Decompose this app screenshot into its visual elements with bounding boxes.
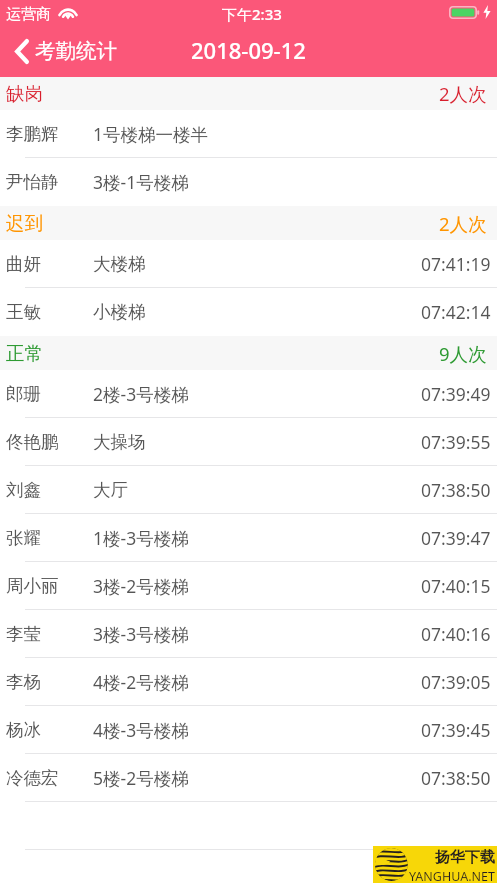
staticText: 07:39:05 [421,670,491,694]
button[interactable]: 郎珊 [0,370,497,418]
button[interactable]: 张耀 [0,514,497,562]
staticText: 下午2:33 [222,4,282,24]
button[interactable]: 李杨 [0,658,497,706]
staticText: 杨冰 [6,719,41,741]
staticText: 07:38:50 [421,478,491,502]
staticText: 周小丽 [6,575,59,597]
staticText: 07:39:55 [421,430,491,454]
staticText: 扬华下载 [435,848,495,867]
staticText: 运营商 [6,5,51,24]
staticText: 刘鑫 [6,479,41,501]
staticText: 大操场 [93,431,146,453]
button[interactable]: 李鹏辉 [0,110,497,158]
staticText: 4楼-3号楼梯 [93,718,189,742]
button[interactable]: 刘鑫 [0,466,497,514]
staticText: 李杨 [6,671,41,693]
staticText: 07:39:45 [421,718,491,742]
staticText: 07:41:19 [421,252,491,276]
staticText: 大厅 [93,479,128,501]
staticText: 3楼-3号楼梯 [93,622,189,646]
staticText: 冷德宏 [6,767,59,789]
staticText: 4楼-2号楼梯 [93,670,189,694]
staticText: 正常 [6,342,43,365]
staticText: 07:40:15 [421,574,491,598]
staticText: 07:39:49 [421,382,491,406]
staticText: 07:42:14 [421,300,491,324]
button[interactable]: 佟艳鹏 [0,418,497,466]
staticText: 1号楼梯一楼半 [93,122,209,146]
staticText: 缺岗 [6,82,43,105]
staticText: 9人次 [439,341,487,366]
staticText: 李鹏辉 [6,123,59,145]
staticText: 张耀 [6,527,41,549]
staticText: 3楼-2号楼梯 [93,574,189,598]
staticText: 大楼梯 [93,253,146,275]
button[interactable]: Back [0,34,127,72]
staticText: 5楼-2号楼梯 [93,766,189,790]
button[interactable]: 曲妍 [0,240,497,288]
staticText: 佟艳鹏 [6,431,59,453]
staticText: 2018-09-12 [191,35,306,65]
staticText: 07:39:47 [421,526,491,550]
button[interactable]: 杨冰 [0,706,497,754]
button[interactable]: 王敏 [0,288,497,336]
staticText: 2楼-3号楼梯 [93,382,189,406]
staticText: 2人次 [439,81,487,106]
button[interactable] [0,802,497,850]
staticText: 小楼梯 [93,301,146,323]
staticText: 07:38:50 [421,766,491,790]
button[interactable]: 李莹 [0,610,497,658]
staticText: 考勤统计 [35,38,117,64]
button[interactable]: 周小丽 [0,562,497,610]
staticText: 3楼-1号楼梯 [93,170,189,194]
button[interactable]: 尹怡静 [0,158,497,206]
staticText: 07:40:16 [421,622,491,646]
staticText: 迟到 [6,212,43,235]
staticText: 1楼-3号楼梯 [93,526,189,550]
staticText: 尹怡静 [6,171,59,193]
button[interactable]: 冷德宏 [0,754,497,802]
staticText: 李莹 [6,623,41,645]
staticText: 郎珊 [6,383,41,405]
staticText: YANGHUA.NET [409,868,495,883]
staticText: 曲妍 [6,253,41,275]
staticText: 王敏 [6,301,41,323]
staticText: 2人次 [439,211,487,236]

#####

Rewrite every item above with "interactable" changed to "clickable" and everything else kept the same. Omit the pictures.

Decompose this app screenshot into its visual elements with bounding boxes.
staticText: 07:39:05 [421,670,491,694]
button[clickable]: 郎珊 [0,370,497,418]
button[clickable]: 张耀 [0,514,497,562]
staticText: 下午2:33 [222,4,282,24]
button[clickable]: 李杨 [0,658,497,706]
staticText: 杨冰 [6,719,41,741]
staticText: 07:38:50 [421,478,491,502]
staticText: 周小丽 [6,575,59,597]
staticText: 07:39:55 [421,430,491,454]
staticText: 扬华下载 [435,848,495,867]
staticText: 运营商 [6,5,51,24]
staticText: 刘鑫 [6,479,41,501]
staticText: 大操场 [93,431,146,453]
button[clickable]: 李鹏辉 [0,110,497,158]
staticText: 4楼-3号楼梯 [93,718,189,742]
button[clickable]: 刘鑫 [0,466,497,514]
staticText: 李杨 [6,671,41,693]
staticText: 07:39:45 [421,718,491,742]
staticText: 07:41:19 [421,252,491,276]
staticText: 大厅 [93,479,128,501]
staticText: 3楼-3号楼梯 [93,622,189,646]
staticText: 冷德宏 [6,767,59,789]
staticText: 4楼-2号楼梯 [93,670,189,694]
staticText: 正常 [6,342,43,365]
staticText: 07:40:15 [421,574,491,598]
staticText: 07:39:49 [421,382,491,406]
staticText: 07:42:14 [421,300,491,324]
button[clickable]: 佟艳鹏 [0,418,497,466]
staticText: 1号楼梯一楼半 [93,122,209,146]
staticText: 缺岗 [6,82,43,105]
staticText: 9人次 [439,341,487,366]
staticText: 李鹏辉 [6,123,59,145]
staticText: 张耀 [6,527,41,549]
staticText: 3楼-2号楼梯 [93,574,189,598]
staticText: 大楼梯 [93,253,146,275]
button[clickable]: Back [0,34,127,72]
staticText: 5楼-2号楼梯 [93,766,189,790]
button[clickable]: 曲妍 [0,240,497,288]
staticText: 佟艳鹏 [6,431,59,453]
staticText: 2018-09-12 [191,35,306,65]
staticText: 07:39:47 [421,526,491,550]
button[clickable]: 杨冰 [0,706,497,754]
button[clickable]: 王敏 [0,288,497,336]
staticText: 2楼-3号楼梯 [93,382,189,406]
staticText: 2人次 [439,81,487,106]
button[clickable] [0,802,497,850]
staticText: 小楼梯 [93,301,146,323]
staticText: 07:38:50 [421,766,491,790]
button[clickable]: 李莹 [0,610,497,658]
staticText: 考勤统计 [35,38,117,64]
button[clickable]: 周小丽 [0,562,497,610]
staticText: 3楼-1号楼梯 [93,170,189,194]
button[clickable]: 尹怡静 [0,158,497,206]
staticText: 07:40:16 [421,622,491,646]
staticText: 迟到 [6,212,43,235]
staticText: 1楼-3号楼梯 [93,526,189,550]
staticText: 尹怡静 [6,171,59,193]
button[clickable]: 冷德宏 [0,754,497,802]
staticText: 李莹 [6,623,41,645]
staticText: 郎珊 [6,383,41,405]
staticText: YANGHUA.NET [409,868,495,883]
staticText: 曲妍 [6,253,41,275]
staticText: 王敏 [6,301,41,323]
staticText: 2人次 [439,211,487,236]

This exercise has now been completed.